↓

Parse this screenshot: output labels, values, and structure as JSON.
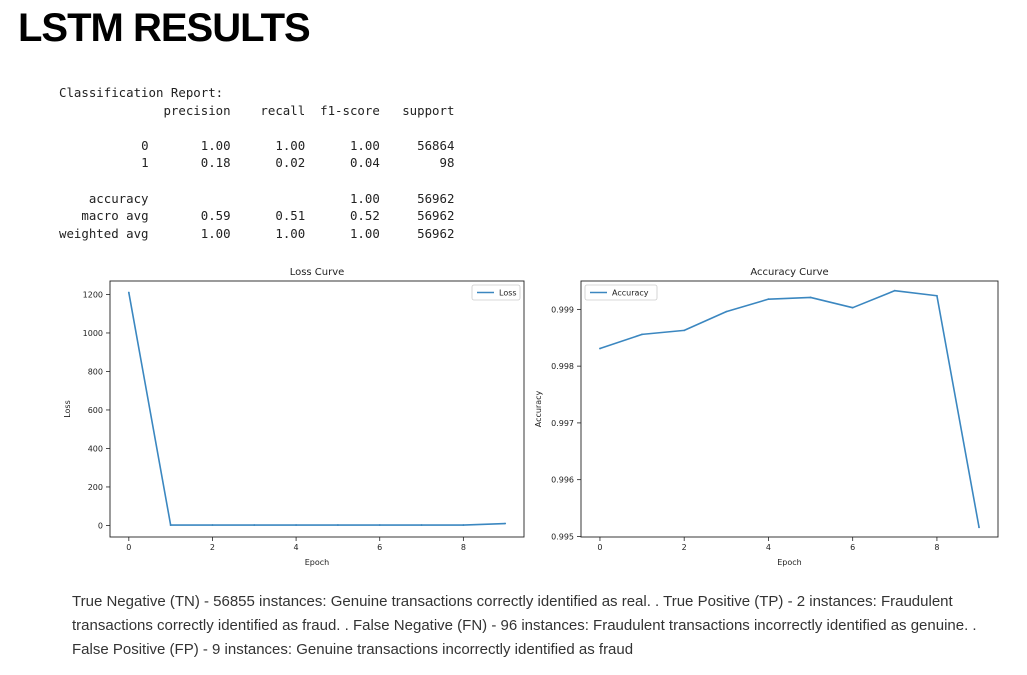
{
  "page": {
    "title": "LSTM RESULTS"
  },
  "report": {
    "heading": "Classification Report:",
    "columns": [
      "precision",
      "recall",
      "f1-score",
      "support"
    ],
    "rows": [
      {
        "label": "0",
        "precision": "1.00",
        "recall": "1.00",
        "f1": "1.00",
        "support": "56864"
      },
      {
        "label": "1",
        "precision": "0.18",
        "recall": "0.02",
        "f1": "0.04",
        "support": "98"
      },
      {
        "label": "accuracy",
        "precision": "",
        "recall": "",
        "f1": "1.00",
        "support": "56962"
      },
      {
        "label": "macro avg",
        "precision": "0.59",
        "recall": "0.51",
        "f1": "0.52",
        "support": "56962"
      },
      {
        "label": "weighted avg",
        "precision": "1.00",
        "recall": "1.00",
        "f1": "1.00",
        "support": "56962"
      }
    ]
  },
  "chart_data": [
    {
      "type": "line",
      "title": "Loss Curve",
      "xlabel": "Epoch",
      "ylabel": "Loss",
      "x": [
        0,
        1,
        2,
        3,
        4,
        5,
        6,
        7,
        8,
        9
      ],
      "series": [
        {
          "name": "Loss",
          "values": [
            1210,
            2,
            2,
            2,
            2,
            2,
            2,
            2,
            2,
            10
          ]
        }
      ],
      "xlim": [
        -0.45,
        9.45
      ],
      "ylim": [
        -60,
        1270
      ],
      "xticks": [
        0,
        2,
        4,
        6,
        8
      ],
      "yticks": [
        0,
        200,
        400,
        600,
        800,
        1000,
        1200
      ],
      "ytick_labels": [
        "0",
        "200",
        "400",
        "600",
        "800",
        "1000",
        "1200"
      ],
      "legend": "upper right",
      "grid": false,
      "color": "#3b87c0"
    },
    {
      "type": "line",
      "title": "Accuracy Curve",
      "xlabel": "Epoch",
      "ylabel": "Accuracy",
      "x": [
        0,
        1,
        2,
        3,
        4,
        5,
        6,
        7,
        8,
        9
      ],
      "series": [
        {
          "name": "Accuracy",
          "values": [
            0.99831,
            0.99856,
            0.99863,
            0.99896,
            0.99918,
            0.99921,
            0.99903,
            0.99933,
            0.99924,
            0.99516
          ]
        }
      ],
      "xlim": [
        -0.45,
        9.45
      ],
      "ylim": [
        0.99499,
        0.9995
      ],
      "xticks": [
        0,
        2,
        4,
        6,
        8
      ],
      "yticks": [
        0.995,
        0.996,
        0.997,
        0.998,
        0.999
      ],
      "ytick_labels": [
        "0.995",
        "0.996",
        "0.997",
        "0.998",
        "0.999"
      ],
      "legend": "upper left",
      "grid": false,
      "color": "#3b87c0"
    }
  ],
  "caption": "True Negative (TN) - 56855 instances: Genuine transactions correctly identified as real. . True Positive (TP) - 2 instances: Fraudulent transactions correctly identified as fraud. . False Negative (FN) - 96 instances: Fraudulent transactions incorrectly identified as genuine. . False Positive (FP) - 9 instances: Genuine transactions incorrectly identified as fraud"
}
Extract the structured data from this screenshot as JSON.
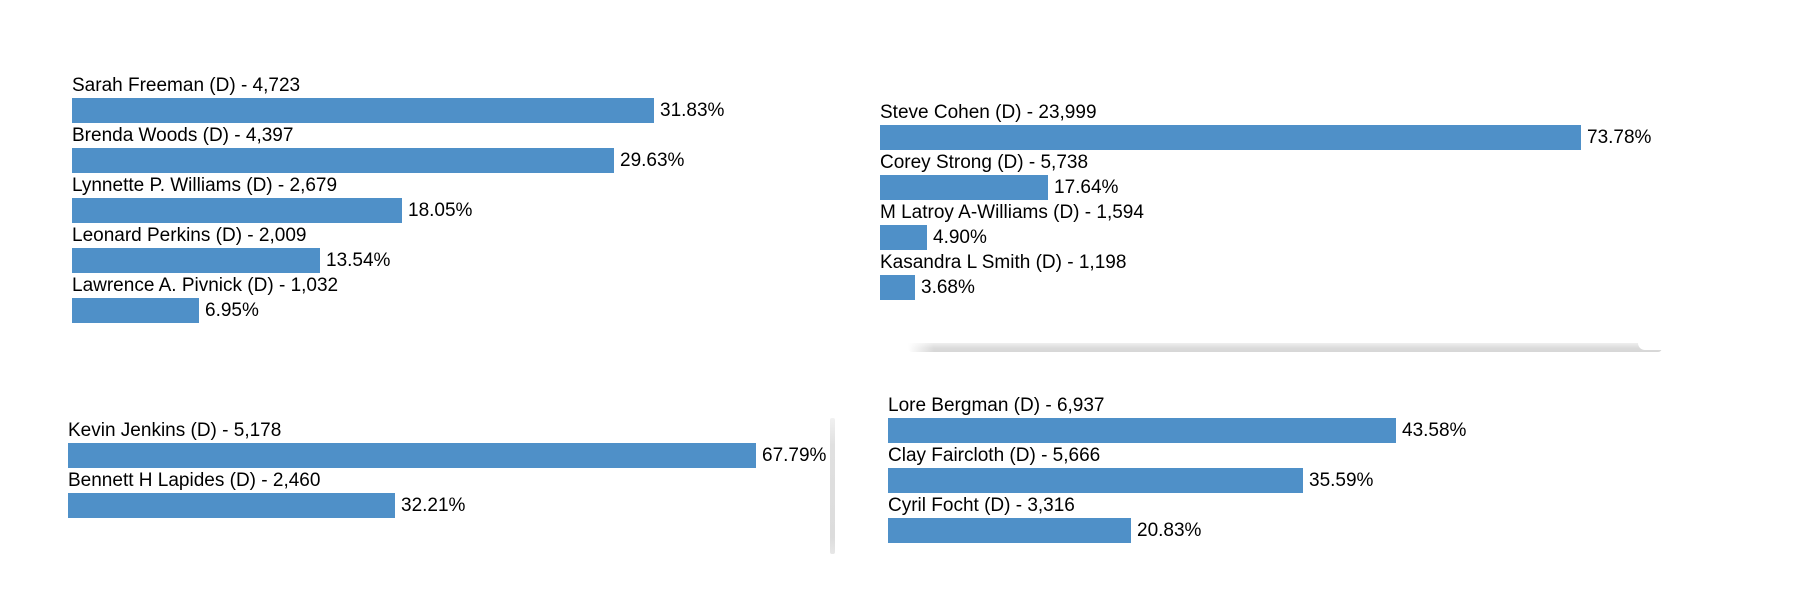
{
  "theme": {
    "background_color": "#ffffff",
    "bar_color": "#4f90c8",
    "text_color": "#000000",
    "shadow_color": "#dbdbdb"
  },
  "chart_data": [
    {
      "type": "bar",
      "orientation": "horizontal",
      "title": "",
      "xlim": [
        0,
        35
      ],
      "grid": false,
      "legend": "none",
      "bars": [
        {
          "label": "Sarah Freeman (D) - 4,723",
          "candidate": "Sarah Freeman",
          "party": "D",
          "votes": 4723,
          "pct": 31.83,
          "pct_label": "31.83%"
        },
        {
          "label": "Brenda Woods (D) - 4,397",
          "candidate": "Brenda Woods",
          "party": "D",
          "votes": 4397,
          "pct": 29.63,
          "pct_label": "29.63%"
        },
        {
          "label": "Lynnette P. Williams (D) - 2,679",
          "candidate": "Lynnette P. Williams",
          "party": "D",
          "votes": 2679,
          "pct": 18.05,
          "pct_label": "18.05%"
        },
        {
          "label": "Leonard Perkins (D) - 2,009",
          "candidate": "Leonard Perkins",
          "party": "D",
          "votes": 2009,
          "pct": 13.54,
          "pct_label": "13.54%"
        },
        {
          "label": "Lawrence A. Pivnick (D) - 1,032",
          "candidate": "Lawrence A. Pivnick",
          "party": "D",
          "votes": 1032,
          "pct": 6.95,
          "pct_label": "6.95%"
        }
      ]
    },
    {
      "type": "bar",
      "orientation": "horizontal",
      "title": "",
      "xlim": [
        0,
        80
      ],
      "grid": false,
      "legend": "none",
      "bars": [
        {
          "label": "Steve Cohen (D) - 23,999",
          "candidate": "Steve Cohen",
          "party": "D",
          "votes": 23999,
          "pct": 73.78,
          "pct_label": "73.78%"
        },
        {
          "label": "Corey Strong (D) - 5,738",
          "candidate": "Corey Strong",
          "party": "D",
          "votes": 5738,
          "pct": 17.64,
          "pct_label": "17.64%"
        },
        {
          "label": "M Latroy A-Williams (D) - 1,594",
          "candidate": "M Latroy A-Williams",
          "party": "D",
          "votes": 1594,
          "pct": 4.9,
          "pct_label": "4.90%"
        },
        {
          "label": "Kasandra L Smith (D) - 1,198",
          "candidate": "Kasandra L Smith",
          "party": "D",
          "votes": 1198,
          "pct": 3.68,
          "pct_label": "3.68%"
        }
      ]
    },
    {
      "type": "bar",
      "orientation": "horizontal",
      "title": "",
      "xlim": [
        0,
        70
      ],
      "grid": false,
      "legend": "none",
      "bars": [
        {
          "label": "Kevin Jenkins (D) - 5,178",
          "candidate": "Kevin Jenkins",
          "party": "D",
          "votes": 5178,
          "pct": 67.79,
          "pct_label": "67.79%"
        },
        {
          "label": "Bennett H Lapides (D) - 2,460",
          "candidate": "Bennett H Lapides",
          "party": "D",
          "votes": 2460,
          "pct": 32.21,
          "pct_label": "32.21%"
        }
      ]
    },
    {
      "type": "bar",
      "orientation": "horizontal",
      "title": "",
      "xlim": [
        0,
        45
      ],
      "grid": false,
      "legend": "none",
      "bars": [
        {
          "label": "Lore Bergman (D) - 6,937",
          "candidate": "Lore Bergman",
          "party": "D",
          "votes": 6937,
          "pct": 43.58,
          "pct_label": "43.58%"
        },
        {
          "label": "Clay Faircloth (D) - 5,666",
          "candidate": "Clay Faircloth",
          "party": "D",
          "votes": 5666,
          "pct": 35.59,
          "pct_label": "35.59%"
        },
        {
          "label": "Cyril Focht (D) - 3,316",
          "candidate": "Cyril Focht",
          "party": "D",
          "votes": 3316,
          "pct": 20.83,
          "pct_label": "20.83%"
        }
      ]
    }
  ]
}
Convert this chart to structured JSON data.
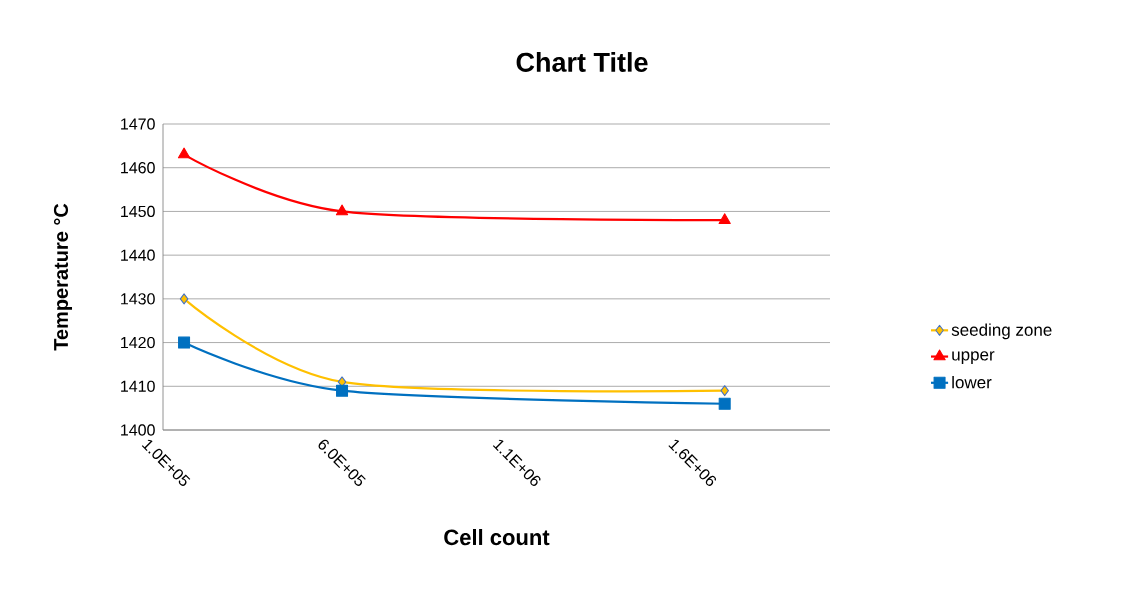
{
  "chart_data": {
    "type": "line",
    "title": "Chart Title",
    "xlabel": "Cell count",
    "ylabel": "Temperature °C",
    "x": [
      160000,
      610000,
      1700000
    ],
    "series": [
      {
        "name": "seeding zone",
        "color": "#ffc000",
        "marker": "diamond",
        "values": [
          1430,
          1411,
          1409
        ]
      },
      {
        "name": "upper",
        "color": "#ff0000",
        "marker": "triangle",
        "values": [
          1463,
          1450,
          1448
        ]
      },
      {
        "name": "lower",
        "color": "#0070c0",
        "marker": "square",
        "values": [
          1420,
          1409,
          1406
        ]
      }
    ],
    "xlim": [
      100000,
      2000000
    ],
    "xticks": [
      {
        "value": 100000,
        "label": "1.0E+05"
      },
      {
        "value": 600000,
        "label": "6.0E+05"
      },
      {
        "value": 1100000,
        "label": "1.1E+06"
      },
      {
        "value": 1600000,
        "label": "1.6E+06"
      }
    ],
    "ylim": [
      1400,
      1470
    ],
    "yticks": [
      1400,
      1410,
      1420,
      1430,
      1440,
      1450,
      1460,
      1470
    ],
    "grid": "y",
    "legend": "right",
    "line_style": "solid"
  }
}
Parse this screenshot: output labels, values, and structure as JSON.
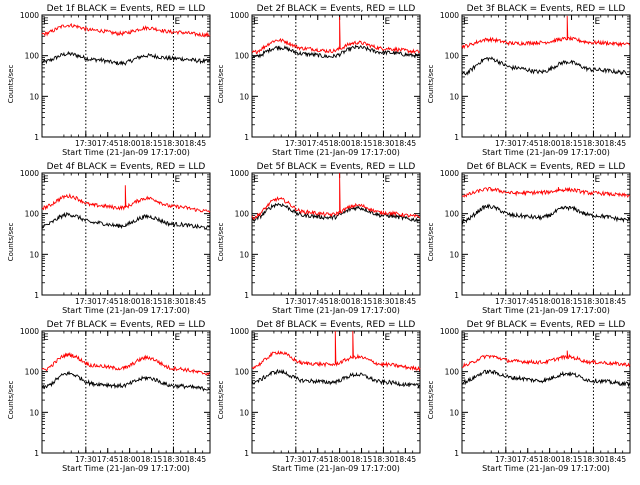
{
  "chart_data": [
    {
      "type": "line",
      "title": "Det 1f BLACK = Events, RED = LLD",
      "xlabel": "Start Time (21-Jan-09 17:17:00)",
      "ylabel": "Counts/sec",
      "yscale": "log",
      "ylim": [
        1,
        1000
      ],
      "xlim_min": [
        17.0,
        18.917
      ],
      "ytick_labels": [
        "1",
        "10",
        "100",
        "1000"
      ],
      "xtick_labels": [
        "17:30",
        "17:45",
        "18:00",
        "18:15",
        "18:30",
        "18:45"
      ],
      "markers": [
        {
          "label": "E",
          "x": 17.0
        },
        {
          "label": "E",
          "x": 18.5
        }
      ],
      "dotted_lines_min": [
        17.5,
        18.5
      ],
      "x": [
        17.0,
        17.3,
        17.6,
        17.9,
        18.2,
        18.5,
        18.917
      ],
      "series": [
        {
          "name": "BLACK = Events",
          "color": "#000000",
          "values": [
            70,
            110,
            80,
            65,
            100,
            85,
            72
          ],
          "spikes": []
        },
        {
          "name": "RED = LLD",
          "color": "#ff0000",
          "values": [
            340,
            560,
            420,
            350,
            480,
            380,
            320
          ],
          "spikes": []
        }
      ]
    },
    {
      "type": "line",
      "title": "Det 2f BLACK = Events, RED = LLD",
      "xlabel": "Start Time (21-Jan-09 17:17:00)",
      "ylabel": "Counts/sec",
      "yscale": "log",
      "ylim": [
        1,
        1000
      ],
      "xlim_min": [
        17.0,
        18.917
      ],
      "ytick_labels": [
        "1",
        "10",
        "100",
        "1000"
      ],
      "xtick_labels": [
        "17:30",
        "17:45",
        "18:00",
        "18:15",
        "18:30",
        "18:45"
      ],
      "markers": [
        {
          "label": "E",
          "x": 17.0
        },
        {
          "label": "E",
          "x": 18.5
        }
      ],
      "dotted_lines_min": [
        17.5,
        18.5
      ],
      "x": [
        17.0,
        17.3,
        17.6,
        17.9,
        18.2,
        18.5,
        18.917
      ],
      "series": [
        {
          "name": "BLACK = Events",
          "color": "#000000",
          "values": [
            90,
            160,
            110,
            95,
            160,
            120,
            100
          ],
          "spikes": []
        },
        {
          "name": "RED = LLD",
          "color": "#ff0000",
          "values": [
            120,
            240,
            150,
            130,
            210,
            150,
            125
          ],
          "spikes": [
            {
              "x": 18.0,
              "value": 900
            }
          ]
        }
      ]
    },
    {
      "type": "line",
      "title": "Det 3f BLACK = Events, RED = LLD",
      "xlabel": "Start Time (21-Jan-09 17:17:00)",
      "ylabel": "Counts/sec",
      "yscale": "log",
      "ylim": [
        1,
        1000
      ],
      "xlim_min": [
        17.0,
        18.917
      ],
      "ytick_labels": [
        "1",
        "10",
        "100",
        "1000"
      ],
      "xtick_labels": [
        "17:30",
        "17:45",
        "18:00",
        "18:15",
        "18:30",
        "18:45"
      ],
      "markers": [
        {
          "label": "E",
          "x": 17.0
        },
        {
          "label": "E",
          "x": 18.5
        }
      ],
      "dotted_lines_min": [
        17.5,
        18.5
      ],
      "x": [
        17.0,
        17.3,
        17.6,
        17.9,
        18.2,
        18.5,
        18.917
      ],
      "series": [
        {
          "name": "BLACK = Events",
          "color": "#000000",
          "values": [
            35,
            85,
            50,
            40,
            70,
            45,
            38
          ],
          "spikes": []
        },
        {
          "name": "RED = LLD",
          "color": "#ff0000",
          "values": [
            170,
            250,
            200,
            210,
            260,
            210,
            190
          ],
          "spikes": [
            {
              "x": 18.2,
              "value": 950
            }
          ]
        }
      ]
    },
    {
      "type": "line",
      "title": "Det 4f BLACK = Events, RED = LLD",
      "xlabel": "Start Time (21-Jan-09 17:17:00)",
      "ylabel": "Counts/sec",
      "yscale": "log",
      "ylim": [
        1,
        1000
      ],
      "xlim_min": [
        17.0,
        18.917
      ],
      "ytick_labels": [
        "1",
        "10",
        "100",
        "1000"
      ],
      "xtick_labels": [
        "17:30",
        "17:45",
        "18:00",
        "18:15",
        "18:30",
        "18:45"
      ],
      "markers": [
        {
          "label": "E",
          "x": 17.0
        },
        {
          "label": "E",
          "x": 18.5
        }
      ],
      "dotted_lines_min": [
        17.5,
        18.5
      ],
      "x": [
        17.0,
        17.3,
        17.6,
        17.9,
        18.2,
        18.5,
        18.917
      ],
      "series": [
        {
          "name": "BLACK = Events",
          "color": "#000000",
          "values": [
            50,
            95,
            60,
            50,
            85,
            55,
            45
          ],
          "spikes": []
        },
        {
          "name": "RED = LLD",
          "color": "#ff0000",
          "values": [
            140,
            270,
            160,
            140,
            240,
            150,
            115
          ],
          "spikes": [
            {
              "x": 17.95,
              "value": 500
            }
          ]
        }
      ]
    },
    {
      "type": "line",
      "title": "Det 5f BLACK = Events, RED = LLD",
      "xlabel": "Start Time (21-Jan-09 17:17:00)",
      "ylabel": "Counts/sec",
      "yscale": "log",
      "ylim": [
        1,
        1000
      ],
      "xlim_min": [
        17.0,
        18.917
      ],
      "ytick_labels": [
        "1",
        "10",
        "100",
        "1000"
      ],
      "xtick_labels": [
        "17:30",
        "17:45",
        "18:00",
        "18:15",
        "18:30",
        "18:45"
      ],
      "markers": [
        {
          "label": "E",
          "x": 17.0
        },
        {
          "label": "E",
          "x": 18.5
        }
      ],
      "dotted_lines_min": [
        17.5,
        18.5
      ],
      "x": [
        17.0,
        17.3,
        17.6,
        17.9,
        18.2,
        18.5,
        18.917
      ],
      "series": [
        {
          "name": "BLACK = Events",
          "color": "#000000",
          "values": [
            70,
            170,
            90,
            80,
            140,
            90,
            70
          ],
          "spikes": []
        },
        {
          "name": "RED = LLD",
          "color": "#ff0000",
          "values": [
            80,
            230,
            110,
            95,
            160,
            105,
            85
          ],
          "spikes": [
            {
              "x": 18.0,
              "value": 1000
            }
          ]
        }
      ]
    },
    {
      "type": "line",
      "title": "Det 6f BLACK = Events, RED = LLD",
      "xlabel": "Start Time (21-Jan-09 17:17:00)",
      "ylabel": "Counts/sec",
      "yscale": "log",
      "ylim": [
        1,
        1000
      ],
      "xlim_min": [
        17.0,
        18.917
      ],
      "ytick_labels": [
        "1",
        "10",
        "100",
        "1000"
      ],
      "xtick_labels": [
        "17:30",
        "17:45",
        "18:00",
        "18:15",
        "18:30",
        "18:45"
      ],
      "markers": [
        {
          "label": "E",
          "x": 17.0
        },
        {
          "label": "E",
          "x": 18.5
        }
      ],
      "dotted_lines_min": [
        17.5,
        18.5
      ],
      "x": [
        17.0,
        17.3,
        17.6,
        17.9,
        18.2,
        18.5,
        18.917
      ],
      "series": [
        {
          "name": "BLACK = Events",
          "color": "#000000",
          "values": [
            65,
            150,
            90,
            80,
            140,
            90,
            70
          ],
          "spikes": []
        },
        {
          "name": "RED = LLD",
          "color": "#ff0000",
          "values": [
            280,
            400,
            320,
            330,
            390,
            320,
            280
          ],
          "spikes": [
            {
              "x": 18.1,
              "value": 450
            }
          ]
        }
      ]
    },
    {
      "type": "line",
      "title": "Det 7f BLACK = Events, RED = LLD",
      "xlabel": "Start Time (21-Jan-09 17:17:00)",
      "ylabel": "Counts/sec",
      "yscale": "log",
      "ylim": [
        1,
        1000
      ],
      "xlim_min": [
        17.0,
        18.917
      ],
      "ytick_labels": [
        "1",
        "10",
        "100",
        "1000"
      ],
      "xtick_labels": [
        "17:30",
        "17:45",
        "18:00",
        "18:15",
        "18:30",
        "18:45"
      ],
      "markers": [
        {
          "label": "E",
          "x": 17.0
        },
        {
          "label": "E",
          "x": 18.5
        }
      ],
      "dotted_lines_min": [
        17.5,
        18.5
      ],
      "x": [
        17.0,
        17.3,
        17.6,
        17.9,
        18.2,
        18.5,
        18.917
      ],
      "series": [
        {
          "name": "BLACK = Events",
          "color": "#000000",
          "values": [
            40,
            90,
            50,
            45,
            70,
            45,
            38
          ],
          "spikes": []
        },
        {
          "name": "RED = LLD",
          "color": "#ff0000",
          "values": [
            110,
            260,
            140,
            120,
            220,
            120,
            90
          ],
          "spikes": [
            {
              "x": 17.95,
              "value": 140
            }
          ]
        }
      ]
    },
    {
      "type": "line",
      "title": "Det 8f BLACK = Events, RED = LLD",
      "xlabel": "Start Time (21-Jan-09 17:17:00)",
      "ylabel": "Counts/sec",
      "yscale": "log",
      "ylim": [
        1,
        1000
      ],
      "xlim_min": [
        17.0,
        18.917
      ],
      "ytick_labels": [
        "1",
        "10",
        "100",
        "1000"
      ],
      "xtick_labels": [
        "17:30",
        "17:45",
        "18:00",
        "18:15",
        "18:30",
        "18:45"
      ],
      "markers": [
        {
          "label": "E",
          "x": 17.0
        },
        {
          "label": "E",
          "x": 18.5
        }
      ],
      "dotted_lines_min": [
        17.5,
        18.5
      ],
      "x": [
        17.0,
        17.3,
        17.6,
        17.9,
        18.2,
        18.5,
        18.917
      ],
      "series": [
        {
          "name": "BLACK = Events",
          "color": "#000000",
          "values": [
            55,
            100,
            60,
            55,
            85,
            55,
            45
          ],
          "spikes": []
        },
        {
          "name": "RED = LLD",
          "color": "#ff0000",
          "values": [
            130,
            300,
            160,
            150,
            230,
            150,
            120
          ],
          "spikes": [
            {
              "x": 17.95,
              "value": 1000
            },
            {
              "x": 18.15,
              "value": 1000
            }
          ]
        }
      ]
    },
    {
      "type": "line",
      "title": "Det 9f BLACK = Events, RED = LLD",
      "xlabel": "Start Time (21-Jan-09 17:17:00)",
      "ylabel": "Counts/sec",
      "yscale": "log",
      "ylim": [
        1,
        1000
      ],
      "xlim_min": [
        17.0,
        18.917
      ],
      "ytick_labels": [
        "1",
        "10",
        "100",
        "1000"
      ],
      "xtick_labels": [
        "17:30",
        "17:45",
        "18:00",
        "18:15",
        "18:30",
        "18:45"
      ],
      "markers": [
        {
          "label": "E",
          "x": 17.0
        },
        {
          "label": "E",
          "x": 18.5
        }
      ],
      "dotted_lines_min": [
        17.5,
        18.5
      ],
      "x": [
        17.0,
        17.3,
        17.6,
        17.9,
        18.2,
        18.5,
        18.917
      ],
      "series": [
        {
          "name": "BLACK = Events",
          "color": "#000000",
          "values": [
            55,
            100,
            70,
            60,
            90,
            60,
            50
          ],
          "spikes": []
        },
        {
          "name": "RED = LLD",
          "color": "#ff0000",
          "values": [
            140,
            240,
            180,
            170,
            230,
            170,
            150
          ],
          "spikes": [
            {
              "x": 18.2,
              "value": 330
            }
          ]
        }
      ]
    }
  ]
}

↑

Task to complete:
Only a number is wanted: how many lines contain "this"?

Task response:
4